Dataset entries:
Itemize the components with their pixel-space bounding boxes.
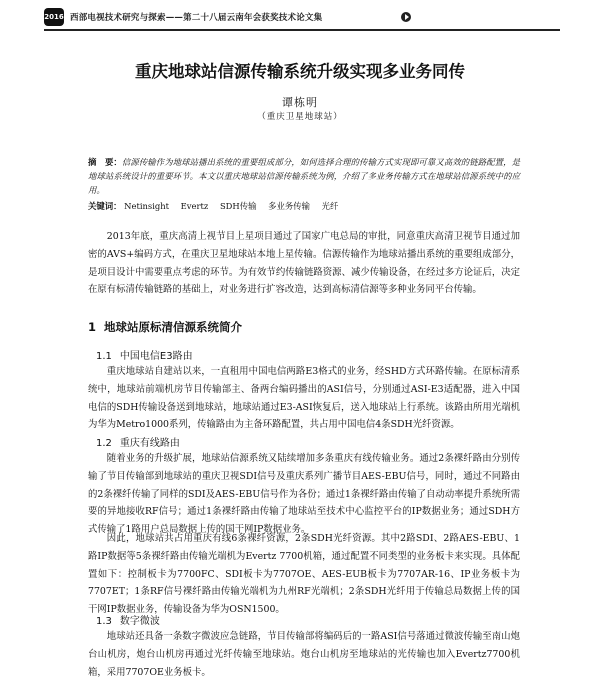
running-header [44,8,564,34]
keyword: 光纤 [321,201,339,211]
author-name: 谭栋明 [282,96,318,109]
subsection-number: 1.2 [96,438,112,449]
section-number: 1 [88,320,97,334]
keywords-label: 关键词： [88,201,122,211]
abstract-text: 信源传输作为地球站播出系统的重要组成部分，如何选择合理的传输方式实现即可靠又高效的链路配置，是地球站系统设计的重要环节。本文以重庆地球站信源传输系统为例，介绍了多业务传输方式在地球站信源系统中的应用。 [88,157,520,195]
author-affiliation: （重庆卫星地球站） [257,112,343,122]
subsection-heading [96,347,193,362]
running-title: 西部电视技术研究与探索——第二十八届云南年会获奖技术论文集 [70,13,323,23]
subsection-number: 1.1 [96,351,112,362]
subsection-title: 中国电信E3路由 [119,351,193,362]
subsection-title: 数字微波 [119,616,160,627]
keywords [88,199,520,213]
keyword: 多业务传输 [268,201,310,211]
subsection-number: 1.3 [96,616,112,627]
intro-paragraph: 2013年底，重庆高清上视节目上星项目通过了国家广电总局的审批，同意重庆高清卫视节目通过加密的AVS+编码方式，在重庆卫星地球站本地上星传输。信源传输作为地球站播出系统的重要组成部分，是项目设计中需要重点考虑的环节。为有效节约传输链路资源、减少传输设备，在经过多方论证后，决定在原有标清传输链路的基础上，对业务进行扩容改造，达到高标清信源等多种业务同平台传输。 [88,231,520,296]
subsection-heading [96,434,180,449]
paragraph-1-1: 重庆地球站自建站以来，一直租用中国电信两路E3格式的业务，经SHD方式环路传输。在原标清系统中，地球站前端机房节目传输部主、备两台编码播出的ASI信号，分别通过ASI-E3适配器，进入中国电信的SDH传输设备送到地球站，地球站通过E3-ASI恢复后，送入地球站上行系统。该路由所用光端机为华为Metro1000系列，传输路由为主备环路配置，共占用中国电信4条SDH光纤资源。 [88,366,520,431]
paragraph-1-2a: 随着业务的升级扩展，地球站信源系统又陆续增加多条重庆有线传输业务。通过2条裸纤路由分别传输了节目传输部到地球站的重庆卫视SDI信号及重庆系列广播节目AES-EBU信号，同时，通过不同路由的2条裸纤传输了同样的SDI及AES-EBU信号作为各份；通过1条裸纤路由传输了自动动率提升系统所需要的异地接收RF信号；通过1条裸纤路由传输了地球站至技术中心监控平台的IP数据业务；通过SDH方式传输了1路用户总局数据上传的国干网IP数据业务。 [88,453,520,536]
paper-title: 重庆地球站信源传输系统升级实现多业务同传 [135,62,465,81]
keyword: SDH传输 [219,201,257,211]
keyword: Netinsight [124,201,169,211]
paragraph-1-3: 地球站还具备一条数字微波应急链路，节目传输部将编码后的一路ASI信号落通过微波传输至南山炮台山机房，炮台山机房再通过光纤传输至地球站。炮台山机房至地球站的光传输也加入Evertz7700机箱，采用7707OE业务板卡。 [88,631,520,678]
paragraph-1-2b: 因此，地球站共占用重庆有线6条裸纤资源，2条SDH光纤资源。其中2路SDI、2路AES-EBU、1路IP数据等5条裸纤路由传输光端机为Evertz 7700机箱，通过配置不同类型的业务板卡来实现。具体配置如下：控制板卡为7700FC、SDI板卡为7707OE、AES-EUB板卡为7707AR-16、IP业务板卡为7707ET；1条RF信号裸纤路由传输光端机为九州RF光端机；2条SDH光纤用于传输总局数据上传的国干网IP数据业务，传输设备为华为OSN1500。 [88,533,520,616]
header-rule [44,29,560,31]
subsection-heading [96,612,160,627]
section-title: 地球站原标清信源系统简介 [104,320,243,334]
section-heading [88,319,242,335]
subsection-title: 重庆有线路由 [119,438,180,449]
keyword: Evertz [180,201,209,211]
abstract-label: 摘 要： [88,157,122,167]
abstract [88,155,520,197]
play-icon [401,12,411,22]
year-badge: 2016 [44,8,64,26]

What the exercise asks:
Please put the lines from the one containing "running-header [44,8,564,34]" up to and including the one containing "subsection-number: 1.3 [96,616,112,627]" into a JSON list of strings, one string per line, skipping blank lines.

Final result:
[
  "running-header [44,8,564,34]",
  "keyword: 光纤 [321,201,339,211]",
  "author-name: 谭栋明 [282,96,318,109]",
  "subsection-number: 1.2 [96,438,112,449]",
  "section-number: 1 [88,320,97,334]",
  "keywords-label: 关键词： [88,201,122,211]",
  "abstract-text: 信源传输作为地球站播出系统的重要组成部分，如何选择合理的传输方式实现即可靠又高效的链路配置，是地球站系统设计的重要环节。本文以重庆地球站信源传输系统为例，介绍了多业务传输方式在地球站信源系统中的应用。 [88,157,520,195]",
  "author-affiliation: （重庆卫星地球站） [257,112,343,122]",
  "subsection-heading [96,347,193,362]",
  "running-title: 西部电视技术研究与探索——第二十八届云南年会获奖技术论文集 [70,13,323,23]",
  "subsection-number: 1.1 [96,351,112,362]",
  "subsection-title: 中国电信E3路由 [119,351,193,362]",
  "subsection-title: 数字微波 [119,616,160,627]",
  "keywords [88,199,520,213]",
  "keyword: 多业务传输 [268,201,310,211]",
  "subsection-number: 1.3 [96,616,112,627]"
]